▶ [Set task]
Extract the records in full, leaving every picture out.

··· Task input ···

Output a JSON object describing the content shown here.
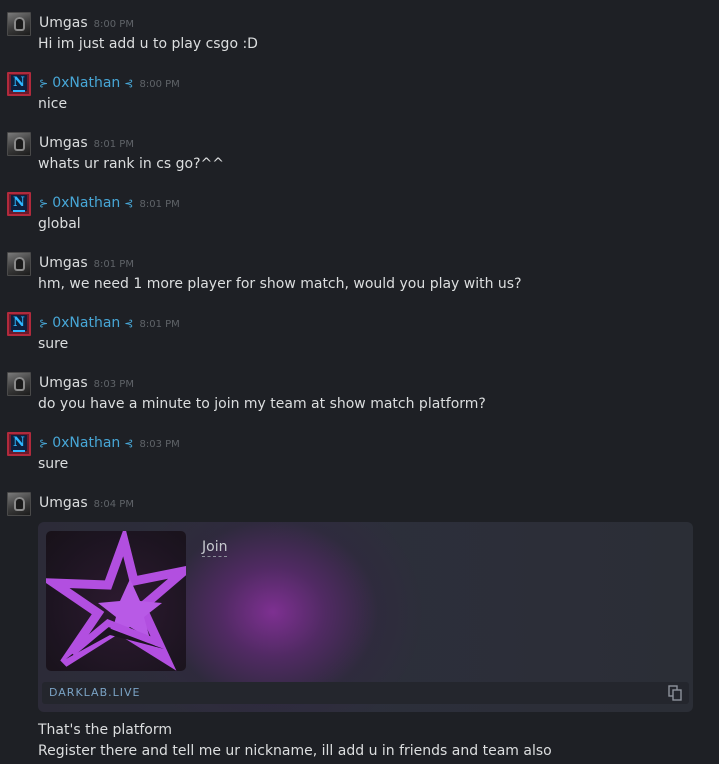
{
  "messages": [
    {
      "author": "Umgas",
      "time": "8:00 PM",
      "text": "Hi im just add u to play csgo :D"
    },
    {
      "author": "0xNathan",
      "time": "8:00 PM",
      "text": "nice"
    },
    {
      "author": "Umgas",
      "time": "8:01 PM",
      "text": "whats ur rank in cs go?^^"
    },
    {
      "author": "0xNathan",
      "time": "8:01 PM",
      "text": "global"
    },
    {
      "author": "Umgas",
      "time": "8:01 PM",
      "text": "hm, we need 1 more player for show match, would you play with us?"
    },
    {
      "author": "0xNathan",
      "time": "8:01 PM",
      "text": "sure"
    },
    {
      "author": "Umgas",
      "time": "8:03 PM",
      "text": "do you have a minute to join my team at show match platform?"
    },
    {
      "author": "0xNathan",
      "time": "8:03 PM",
      "text": "sure"
    },
    {
      "author": "Umgas",
      "time": "8:04 PM",
      "text": ""
    }
  ],
  "embed": {
    "link_text": "Join",
    "domain": "DARKLAB.LIVE",
    "image_icon": "purple-star-logo",
    "copy_icon": "copy-icon"
  },
  "followup": {
    "line1": "That's the platform",
    "line2": "Register there and tell me ur nickname, ill add u in friends and team also"
  },
  "colors": {
    "background": "#1e2025",
    "friend_name": "#47a6d6",
    "text": "#dcdedf",
    "timestamp": "#5f6368",
    "embed_accent": "#a24fd0"
  }
}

···

▶ [Response for this exercise]
Output a JSON object describing the content shown here.
{
  "messages": [
    {
      "author": "Umgas",
      "time": "8:00 PM",
      "text": "Hi im just add u to play csgo :D"
    },
    {
      "author": "0xNathan",
      "time": "8:00 PM",
      "text": "nice"
    },
    {
      "author": "Umgas",
      "time": "8:01 PM",
      "text": "whats ur rank in cs go?^^"
    },
    {
      "author": "0xNathan",
      "time": "8:01 PM",
      "text": "global"
    },
    {
      "author": "Umgas",
      "time": "8:01 PM",
      "text": "hm, we need 1 more player for show match, would you play with us?"
    },
    {
      "author": "0xNathan",
      "time": "8:01 PM",
      "text": "sure"
    },
    {
      "author": "Umgas",
      "time": "8:03 PM",
      "text": "do you have a minute to join my team at show match platform?"
    },
    {
      "author": "0xNathan",
      "time": "8:03 PM",
      "text": "sure"
    },
    {
      "author": "Umgas",
      "time": "8:04 PM",
      "text": ""
    }
  ],
  "embed": {
    "link_text": "Join",
    "domain": "DARKLAB.LIVE",
    "image_icon": "purple-star-logo",
    "copy_icon": "copy-icon"
  },
  "followup": {
    "line1": "That's the platform",
    "line2": "Register there and tell me ur nickname, ill add u in friends and team also"
  },
  "colors": {
    "background": "#1e2025",
    "friend_name": "#47a6d6",
    "text": "#dcdedf",
    "timestamp": "#5f6368",
    "embed_accent": "#a24fd0"
  }
}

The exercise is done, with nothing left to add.